* **The exercise**: The entire listing is to be repeated verbatim.

□ □ □ □

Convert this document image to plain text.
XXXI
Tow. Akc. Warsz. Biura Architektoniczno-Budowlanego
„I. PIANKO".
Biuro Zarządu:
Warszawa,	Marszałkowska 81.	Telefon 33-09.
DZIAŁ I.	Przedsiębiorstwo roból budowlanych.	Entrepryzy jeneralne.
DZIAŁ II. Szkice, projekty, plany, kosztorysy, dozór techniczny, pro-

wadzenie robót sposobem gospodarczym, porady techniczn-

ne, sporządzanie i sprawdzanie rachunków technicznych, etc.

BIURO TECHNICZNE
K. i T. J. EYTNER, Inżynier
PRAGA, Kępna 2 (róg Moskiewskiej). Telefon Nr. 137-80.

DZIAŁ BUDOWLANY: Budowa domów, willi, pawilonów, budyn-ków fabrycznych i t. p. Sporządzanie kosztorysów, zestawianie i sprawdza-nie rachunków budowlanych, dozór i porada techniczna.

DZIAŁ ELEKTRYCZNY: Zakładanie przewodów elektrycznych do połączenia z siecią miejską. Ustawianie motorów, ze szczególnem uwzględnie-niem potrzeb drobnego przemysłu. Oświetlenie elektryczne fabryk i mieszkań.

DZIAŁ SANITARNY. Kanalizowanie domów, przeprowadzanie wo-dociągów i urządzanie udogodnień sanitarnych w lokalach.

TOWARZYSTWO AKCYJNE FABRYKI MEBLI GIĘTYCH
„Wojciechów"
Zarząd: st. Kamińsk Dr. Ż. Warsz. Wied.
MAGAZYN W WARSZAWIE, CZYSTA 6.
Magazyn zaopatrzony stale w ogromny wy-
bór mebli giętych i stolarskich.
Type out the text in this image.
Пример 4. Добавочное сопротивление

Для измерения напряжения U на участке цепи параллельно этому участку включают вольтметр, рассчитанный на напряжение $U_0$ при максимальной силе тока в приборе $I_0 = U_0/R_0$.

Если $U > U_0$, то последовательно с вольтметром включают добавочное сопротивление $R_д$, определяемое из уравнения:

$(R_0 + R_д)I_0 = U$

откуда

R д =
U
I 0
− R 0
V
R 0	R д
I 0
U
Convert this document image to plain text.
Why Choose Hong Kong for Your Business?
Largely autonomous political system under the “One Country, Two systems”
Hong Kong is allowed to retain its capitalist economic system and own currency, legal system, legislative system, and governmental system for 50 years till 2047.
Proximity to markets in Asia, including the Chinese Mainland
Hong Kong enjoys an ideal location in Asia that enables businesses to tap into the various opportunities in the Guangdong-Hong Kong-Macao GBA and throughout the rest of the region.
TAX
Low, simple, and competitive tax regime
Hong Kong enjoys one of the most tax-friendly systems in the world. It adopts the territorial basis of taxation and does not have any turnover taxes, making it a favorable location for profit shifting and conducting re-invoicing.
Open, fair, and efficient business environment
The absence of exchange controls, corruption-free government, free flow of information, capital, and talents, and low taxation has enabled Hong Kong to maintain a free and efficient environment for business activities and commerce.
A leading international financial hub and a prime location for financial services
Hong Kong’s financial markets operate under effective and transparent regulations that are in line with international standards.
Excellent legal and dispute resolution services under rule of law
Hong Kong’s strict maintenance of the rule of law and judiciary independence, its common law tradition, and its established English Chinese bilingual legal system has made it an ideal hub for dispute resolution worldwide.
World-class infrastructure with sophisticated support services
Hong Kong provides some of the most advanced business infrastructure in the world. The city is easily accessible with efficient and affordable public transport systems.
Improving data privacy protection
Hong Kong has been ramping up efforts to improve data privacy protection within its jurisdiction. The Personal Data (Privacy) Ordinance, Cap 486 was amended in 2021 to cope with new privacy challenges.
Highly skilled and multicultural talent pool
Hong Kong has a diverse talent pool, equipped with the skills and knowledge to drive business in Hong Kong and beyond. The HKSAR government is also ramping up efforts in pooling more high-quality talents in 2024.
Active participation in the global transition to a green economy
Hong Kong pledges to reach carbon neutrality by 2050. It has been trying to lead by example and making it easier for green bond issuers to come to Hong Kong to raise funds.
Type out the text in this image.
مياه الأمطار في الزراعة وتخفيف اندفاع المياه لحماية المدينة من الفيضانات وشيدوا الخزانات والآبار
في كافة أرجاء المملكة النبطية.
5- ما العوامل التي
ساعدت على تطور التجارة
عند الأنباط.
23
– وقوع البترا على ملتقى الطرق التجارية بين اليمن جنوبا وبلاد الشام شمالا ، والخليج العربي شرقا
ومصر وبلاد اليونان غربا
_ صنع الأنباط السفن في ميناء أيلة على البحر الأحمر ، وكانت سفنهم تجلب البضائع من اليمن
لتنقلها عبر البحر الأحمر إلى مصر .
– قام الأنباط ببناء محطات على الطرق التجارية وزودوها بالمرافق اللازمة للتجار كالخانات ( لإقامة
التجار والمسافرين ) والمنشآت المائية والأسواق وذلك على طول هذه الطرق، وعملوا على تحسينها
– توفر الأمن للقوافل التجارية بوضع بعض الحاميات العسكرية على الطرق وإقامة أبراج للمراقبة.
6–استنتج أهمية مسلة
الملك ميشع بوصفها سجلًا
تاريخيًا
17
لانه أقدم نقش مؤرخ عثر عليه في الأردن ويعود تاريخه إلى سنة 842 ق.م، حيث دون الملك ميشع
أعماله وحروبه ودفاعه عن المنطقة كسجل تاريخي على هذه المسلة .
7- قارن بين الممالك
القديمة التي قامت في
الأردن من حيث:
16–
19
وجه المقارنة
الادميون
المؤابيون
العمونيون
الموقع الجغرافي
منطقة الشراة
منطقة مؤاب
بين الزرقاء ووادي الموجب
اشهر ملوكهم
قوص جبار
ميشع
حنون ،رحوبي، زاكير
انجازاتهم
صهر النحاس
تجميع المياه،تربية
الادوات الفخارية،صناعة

□ □ □ □

* **Result of this exercise**:
Convert this document image to plain text.
XXXI
Tow. Akc. Warsz. Biura Architektoniczno-Budowlanego
„I. PIANKO".
Biuro Zarządu:
Warszawa,	Marszałkowska 81.	Telefon 33-09.
DZIAŁ I.	Przedsiębiorstwo roból budowlanych.	Entrepryzy jeneralne.
DZIAŁ II. Szkice, projekty, plany, kosztorysy, dozór techniczny, pro-

wadzenie robót sposobem gospodarczym, porady techniczn-

ne, sporządzanie i sprawdzanie rachunków technicznych, etc.

BIURO TECHNICZNE
K. i T. J. EYTNER, Inżynier
PRAGA, Kępna 2 (róg Moskiewskiej). Telefon Nr. 137-80.

DZIAŁ BUDOWLANY: Budowa domów, willi, pawilonów, budyn-ków fabrycznych i t. p. Sporządzanie kosztorysów, zestawianie i sprawdza-nie rachunków budowlanych, dozór i porada techniczna.

DZIAŁ ELEKTRYCZNY: Zakładanie przewodów elektrycznych do połączenia z siecią miejską. Ustawianie motorów, ze szczególnem uwzględnie-niem potrzeb drobnego przemysłu. Oświetlenie elektryczne fabryk i mieszkań.

DZIAŁ SANITARNY. Kanalizowanie domów, przeprowadzanie wo-dociągów i urządzanie udogodnień sanitarnych w lokalach.

TOWARZYSTWO AKCYJNE FABRYKI MEBLI GIĘTYCH
„Wojciechów"
Zarząd: st. Kamińsk Dr. Ż. Warsz. Wied.
MAGAZYN W WARSZAWIE, CZYSTA 6.
Magazyn zaopatrzony stale w ogromny wy-
bór mebli giętych i stolarskich.
Type out the text in this image.
Пример 4. Добавочное сопротивление

Для измерения напряжения U на участке цепи параллельно этому участку включают вольтметр, рассчитанный на напряжение $U_0$ при максимальной силе тока в приборе $I_0 = U_0/R_0$.

Если $U > U_0$, то последовательно с вольтметром включают добавочное сопротивление $R_д$, определяемое из уравнения:

$(R_0 + R_д)I_0 = U$

откуда

R д =
U
I 0
− R 0
V
R 0	R д
I 0
U
Convert this document image to plain text.
Why Choose Hong Kong for Your Business?
Largely autonomous political system under the “One Country, Two systems”
Hong Kong is allowed to retain its capitalist economic system and own currency, legal system, legislative system, and governmental system for 50 years till 2047.
Proximity to markets in Asia, including the Chinese Mainland
Hong Kong enjoys an ideal location in Asia that enables businesses to tap into the various opportunities in the Guangdong-Hong Kong-Macao GBA and throughout the rest of the region.
TAX
Low, simple, and competitive tax regime
Hong Kong enjoys one of the most tax-friendly systems in the world. It adopts the territorial basis of taxation and does not have any turnover taxes, making it a favorable location for profit shifting and conducting re-invoicing.
Open, fair, and efficient business environment
The absence of exchange controls, corruption-free government, free flow of information, capital, and talents, and low taxation has enabled Hong Kong to maintain a free and efficient environment for business activities and commerce.
A leading international financial hub and a prime location for financial services
Hong Kong’s financial markets operate under effective and transparent regulations that are in line with international standards.
Excellent legal and dispute resolution services under rule of law
Hong Kong’s strict maintenance of the rule of law and judiciary independence, its common law tradition, and its established English Chinese bilingual legal system has made it an ideal hub for dispute resolution worldwide.
World-class infrastructure with sophisticated support services
Hong Kong provides some of the most advanced business infrastructure in the world. The city is easily accessible with efficient and affordable public transport systems.
Improving data privacy protection
Hong Kong has been ramping up efforts to improve data privacy protection within its jurisdiction. The Personal Data (Privacy) Ordinance, Cap 486 was amended in 2021 to cope with new privacy challenges.
Highly skilled and multicultural talent pool
Hong Kong has a diverse talent pool, equipped with the skills and knowledge to drive business in Hong Kong and beyond. The HKSAR government is also ramping up efforts in pooling more high-quality talents in 2024.
Active participation in the global transition to a green economy
Hong Kong pledges to reach carbon neutrality by 2050. It has been trying to lead by example and making it easier for green bond issuers to come to Hong Kong to raise funds.
Type out the text in this image.
مياه الأمطار في الزراعة وتخفيف اندفاع المياه لحماية المدينة من الفيضانات وشيدوا الخزانات والآبار
في كافة أرجاء المملكة النبطية.
5- ما العوامل التي
ساعدت على تطور التجارة
عند الأنباط.
23
– وقوع البترا على ملتقى الطرق التجارية بين اليمن جنوبا وبلاد الشام شمالا ، والخليج العربي شرقا
ومصر وبلاد اليونان غربا
_ صنع الأنباط السفن في ميناء أيلة على البحر الأحمر ، وكانت سفنهم تجلب البضائع من اليمن
لتنقلها عبر البحر الأحمر إلى مصر .
– قام الأنباط ببناء محطات على الطرق التجارية وزودوها بالمرافق اللازمة للتجار كالخانات ( لإقامة
التجار والمسافرين ) والمنشآت المائية والأسواق وذلك على طول هذه الطرق، وعملوا على تحسينها
– توفر الأمن للقوافل التجارية بوضع بعض الحاميات العسكرية على الطرق وإقامة أبراج للمراقبة.
6–استنتج أهمية مسلة
الملك ميشع بوصفها سجلًا
تاريخيًا
17
لانه أقدم نقش مؤرخ عثر عليه في الأردن ويعود تاريخه إلى سنة 842 ق.م، حيث دون الملك ميشع
أعماله وحروبه ودفاعه عن المنطقة كسجل تاريخي على هذه المسلة .
7- قارن بين الممالك
القديمة التي قامت في
الأردن من حيث:
16–
19
وجه المقارنة
الادميون
المؤابيون
العمونيون
الموقع الجغرافي
منطقة الشراة
منطقة مؤاب
بين الزرقاء ووادي الموجب
اشهر ملوكهم
قوص جبار
ميشع
حنون ،رحوبي، زاكير
انجازاتهم
صهر النحاس
تجميع المياه،تربية
الادوات الفخارية،صناعة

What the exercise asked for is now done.